> REQUIRED ACTIONS
**a)** Decide whether each statement agrees with the FUN3D design demo instructions below, answering yes or no and quoting the deciding words: (i) the demo is set up to run using NPSOL; (ii) the description.1 directory holds baseline case files that stay unmodified during the run; (iii) a MASSOUD executable must be present in your path.
**b)** Reproduce the passage of the FUN3D design demo instructions below from "Now if you look" up to and including "is performed from.".

Compilation and linking

To perform design optimization, you must obtain at least one of the third-party optimization libraries covered in the third-party library section of the website (PORT, NPSOL, and/or KSOPT). Your FUN3D installation must be configured and built to use these libraries. If you attempt to run an optimization without building against the library you’re trying to use, the design driver will abort and tell you so. This demo is set up to run using PORT, although KSOPT or NPSOL could be used instead. Since this demo relies on MASSOUD parameterizations, you must also have a MASSOUD executable present in your path.

Files

Download (253 KB).

Set up the baseline directory tree and associated files

The first thing you’ll need to do is create a directory where you wish to run the design case, and go down into it.

mkdir Demo1
cd Demo1

The next step is to use the design driver to construct the directory tree that FUN3D will be expecting to see when it runs the design. Do this by running the driver in your current directory. Note the path in the command is the path to your FUN3D build directory, and the command line argument shown is to generate the directory structure for a single-point design. Enter the required inputs exactly as requested (watch for the single quotes and trailing slashes):

/path/to/your/built/FUN3D/Design/opt_driver --setup_design 1

It is also a good idea to keep the screen output handy, as it is a nice checklist for all of the files you have to have in place prior to starting a design.

Now if you look in your current directory, you will see that the design driver created a tree with several directories. The only ones we will worry about are the description.1 directory (where the baseline case files are stored and never modified during the run) and the ammo directory, where the main optimization is performed from.

First go into the description.1 directory and move the supplied tarfile into here, then untar it:

cd description.1
cp /path/to/tarfile/design_demo1.tar.gz .
gunzip design_demo1.tar.gz
tar xvf design_demo1.tar

You should see the following files extracted into your current (description.1) directory:

command_line.options
design.1
design.gp.1
design.usd.1
fun3d.nml
inviscid.mapbc
inviscid.fgrid
massoud.1
rubber.data

Feel free to look at each file if you want (please do so, in order to get used to what’s in them). Also, look at the command line options for mpirun in the command_line.options file. If those are not what you typically use, then you will need to modify them appropriately. If you are running in a queue environment that automatically handles the number of processors and which machines you will be running on, simply set the number of command line options for mpirun to “0” and delete the options shown in the supplied file.

> RAW RECORDS
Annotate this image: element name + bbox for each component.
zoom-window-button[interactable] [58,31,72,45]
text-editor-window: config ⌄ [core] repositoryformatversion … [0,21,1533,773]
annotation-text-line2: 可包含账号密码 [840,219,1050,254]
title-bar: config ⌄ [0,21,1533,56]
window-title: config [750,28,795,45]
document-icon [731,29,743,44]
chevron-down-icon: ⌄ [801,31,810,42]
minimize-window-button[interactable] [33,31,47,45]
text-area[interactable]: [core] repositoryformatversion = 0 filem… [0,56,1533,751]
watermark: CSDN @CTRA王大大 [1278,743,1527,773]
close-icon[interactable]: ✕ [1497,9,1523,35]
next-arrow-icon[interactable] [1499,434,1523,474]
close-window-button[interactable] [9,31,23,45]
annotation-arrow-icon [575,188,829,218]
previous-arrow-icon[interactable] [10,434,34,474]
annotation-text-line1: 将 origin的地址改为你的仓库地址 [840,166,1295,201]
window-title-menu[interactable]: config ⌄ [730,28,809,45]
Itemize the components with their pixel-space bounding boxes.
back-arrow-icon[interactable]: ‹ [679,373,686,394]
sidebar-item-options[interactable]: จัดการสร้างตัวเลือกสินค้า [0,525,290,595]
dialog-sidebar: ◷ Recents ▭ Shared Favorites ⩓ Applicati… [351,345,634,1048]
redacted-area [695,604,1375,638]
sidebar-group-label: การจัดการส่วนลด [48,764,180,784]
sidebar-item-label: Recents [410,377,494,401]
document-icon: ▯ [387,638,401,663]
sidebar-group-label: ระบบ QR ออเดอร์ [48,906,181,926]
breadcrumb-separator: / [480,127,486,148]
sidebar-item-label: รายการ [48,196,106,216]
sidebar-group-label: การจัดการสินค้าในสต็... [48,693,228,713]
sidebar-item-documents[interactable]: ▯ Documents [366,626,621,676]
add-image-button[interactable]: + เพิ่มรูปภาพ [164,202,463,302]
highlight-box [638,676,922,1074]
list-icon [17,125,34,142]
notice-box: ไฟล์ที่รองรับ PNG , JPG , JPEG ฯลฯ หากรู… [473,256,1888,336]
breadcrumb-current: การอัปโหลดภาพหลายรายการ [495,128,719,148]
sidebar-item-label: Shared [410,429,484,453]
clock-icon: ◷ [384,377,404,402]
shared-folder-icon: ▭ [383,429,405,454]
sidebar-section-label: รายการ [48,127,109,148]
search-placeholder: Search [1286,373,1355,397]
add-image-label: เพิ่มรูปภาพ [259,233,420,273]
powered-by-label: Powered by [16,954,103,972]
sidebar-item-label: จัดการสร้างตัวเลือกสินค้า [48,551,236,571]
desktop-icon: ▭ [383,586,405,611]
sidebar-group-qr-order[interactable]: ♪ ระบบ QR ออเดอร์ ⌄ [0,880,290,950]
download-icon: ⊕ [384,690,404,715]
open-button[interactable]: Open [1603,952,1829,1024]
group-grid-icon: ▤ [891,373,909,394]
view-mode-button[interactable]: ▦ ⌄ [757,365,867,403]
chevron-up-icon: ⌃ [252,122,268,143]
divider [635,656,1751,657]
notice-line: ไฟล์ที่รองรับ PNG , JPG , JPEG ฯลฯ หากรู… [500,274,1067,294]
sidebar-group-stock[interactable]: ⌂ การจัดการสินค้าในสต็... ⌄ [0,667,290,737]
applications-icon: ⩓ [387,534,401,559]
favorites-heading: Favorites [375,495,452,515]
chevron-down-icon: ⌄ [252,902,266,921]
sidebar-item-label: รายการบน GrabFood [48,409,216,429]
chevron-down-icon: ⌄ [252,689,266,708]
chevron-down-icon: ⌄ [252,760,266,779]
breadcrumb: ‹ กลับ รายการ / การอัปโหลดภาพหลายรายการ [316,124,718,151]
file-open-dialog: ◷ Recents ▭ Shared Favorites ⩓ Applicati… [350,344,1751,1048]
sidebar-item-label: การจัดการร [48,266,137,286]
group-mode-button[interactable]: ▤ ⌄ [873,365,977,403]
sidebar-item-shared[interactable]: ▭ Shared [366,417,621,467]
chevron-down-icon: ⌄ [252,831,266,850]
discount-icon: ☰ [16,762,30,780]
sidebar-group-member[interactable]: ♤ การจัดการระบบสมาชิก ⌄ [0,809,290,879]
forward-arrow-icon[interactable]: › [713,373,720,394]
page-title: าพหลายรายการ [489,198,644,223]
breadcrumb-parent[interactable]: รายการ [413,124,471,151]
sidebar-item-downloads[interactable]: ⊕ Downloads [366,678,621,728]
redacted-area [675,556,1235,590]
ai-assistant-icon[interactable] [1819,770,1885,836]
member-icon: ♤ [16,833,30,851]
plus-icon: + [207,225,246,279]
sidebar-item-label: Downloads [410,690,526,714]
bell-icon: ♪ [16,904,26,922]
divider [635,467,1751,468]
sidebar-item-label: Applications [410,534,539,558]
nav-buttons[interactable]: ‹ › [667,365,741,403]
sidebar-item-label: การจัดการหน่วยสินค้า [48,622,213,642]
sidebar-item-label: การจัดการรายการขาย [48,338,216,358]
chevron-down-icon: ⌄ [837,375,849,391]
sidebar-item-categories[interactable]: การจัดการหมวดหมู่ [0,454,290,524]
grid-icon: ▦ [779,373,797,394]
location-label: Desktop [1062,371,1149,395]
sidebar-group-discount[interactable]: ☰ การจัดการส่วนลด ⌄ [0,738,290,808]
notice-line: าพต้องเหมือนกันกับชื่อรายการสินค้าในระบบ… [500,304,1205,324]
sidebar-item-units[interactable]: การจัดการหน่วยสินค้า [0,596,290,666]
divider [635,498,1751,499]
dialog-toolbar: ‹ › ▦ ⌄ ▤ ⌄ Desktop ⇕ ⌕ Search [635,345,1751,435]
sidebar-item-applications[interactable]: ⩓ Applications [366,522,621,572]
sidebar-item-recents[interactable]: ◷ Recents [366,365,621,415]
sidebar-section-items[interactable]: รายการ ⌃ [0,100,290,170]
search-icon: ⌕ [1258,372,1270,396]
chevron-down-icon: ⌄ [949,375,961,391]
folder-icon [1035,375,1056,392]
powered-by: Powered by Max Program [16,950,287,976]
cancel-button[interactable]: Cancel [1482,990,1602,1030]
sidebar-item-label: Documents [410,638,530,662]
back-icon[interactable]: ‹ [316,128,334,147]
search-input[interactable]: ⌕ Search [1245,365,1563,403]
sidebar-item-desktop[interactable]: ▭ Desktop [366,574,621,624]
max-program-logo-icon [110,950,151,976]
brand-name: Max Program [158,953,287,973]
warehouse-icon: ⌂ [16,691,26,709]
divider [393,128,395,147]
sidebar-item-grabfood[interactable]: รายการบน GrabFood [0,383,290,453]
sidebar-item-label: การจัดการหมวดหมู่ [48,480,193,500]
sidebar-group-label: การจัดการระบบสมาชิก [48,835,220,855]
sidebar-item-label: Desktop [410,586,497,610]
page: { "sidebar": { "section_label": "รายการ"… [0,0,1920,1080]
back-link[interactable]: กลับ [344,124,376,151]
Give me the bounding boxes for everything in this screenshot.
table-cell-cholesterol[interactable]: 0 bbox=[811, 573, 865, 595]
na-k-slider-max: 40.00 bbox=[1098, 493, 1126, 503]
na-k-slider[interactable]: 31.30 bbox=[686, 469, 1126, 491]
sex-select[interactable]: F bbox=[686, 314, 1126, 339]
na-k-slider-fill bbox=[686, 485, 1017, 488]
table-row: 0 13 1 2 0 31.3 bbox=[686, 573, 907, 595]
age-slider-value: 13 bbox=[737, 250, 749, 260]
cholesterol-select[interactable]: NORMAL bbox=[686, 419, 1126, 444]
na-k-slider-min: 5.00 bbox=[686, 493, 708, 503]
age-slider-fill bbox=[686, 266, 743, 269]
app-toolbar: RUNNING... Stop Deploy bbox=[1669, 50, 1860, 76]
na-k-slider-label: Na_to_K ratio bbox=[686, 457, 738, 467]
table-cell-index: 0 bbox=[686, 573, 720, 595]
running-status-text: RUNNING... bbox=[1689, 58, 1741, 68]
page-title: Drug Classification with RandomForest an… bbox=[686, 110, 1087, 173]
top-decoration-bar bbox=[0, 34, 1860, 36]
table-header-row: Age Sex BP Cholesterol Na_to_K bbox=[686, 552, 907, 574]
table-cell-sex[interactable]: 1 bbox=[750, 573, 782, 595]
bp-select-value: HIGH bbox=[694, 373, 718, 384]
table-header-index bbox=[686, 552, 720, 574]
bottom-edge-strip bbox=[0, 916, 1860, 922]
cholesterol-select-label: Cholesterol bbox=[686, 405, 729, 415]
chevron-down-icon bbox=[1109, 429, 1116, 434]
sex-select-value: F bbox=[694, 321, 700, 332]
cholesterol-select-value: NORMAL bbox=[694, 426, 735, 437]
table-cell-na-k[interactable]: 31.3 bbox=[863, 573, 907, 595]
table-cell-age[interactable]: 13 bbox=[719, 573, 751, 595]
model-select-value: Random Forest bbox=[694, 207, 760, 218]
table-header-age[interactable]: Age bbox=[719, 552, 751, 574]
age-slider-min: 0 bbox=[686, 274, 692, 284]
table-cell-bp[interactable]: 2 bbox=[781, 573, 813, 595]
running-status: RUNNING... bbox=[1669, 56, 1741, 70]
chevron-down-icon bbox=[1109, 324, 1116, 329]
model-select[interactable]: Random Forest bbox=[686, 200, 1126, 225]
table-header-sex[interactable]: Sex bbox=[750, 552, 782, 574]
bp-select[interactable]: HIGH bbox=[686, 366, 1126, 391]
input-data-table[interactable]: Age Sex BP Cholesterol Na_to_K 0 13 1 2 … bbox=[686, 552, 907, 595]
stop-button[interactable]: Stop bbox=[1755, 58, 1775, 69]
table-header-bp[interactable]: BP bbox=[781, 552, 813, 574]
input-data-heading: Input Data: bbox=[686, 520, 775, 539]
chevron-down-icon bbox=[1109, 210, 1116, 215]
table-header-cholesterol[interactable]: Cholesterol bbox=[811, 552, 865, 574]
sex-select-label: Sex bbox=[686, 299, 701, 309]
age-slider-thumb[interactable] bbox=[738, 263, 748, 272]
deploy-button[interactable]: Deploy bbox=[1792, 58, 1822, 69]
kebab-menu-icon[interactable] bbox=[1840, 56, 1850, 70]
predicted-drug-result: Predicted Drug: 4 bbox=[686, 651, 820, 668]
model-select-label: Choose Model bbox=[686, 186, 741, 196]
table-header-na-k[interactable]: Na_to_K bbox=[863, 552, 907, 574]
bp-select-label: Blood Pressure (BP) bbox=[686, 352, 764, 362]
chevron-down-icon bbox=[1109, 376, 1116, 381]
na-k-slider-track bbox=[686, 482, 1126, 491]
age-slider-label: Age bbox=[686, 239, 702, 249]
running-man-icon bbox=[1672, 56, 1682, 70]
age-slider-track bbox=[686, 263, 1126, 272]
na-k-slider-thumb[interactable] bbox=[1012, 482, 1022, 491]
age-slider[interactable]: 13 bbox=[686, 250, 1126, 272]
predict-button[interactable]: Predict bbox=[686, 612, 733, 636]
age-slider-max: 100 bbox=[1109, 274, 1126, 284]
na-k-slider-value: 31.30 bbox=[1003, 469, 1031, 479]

> SOLUTIONS IN ORDER
**a)**
(i) No: "This demo is set up to run using PORT, although KSOPT or NPSOL could be used instead."
(ii) Yes: "the description.1 directory (where the baseline case files are stored and never modified during the run)"
(iii) Yes: "you must also have a MASSOUD executable present in your path."

**b)**
Now if you look in your current directory, you will see that the design driver created a tree with several directories. The only ones we will worry about are the description.1 directory (where the baseline case files are stored and never modified during the run) and the ammo directory, where the main optimization is performed from.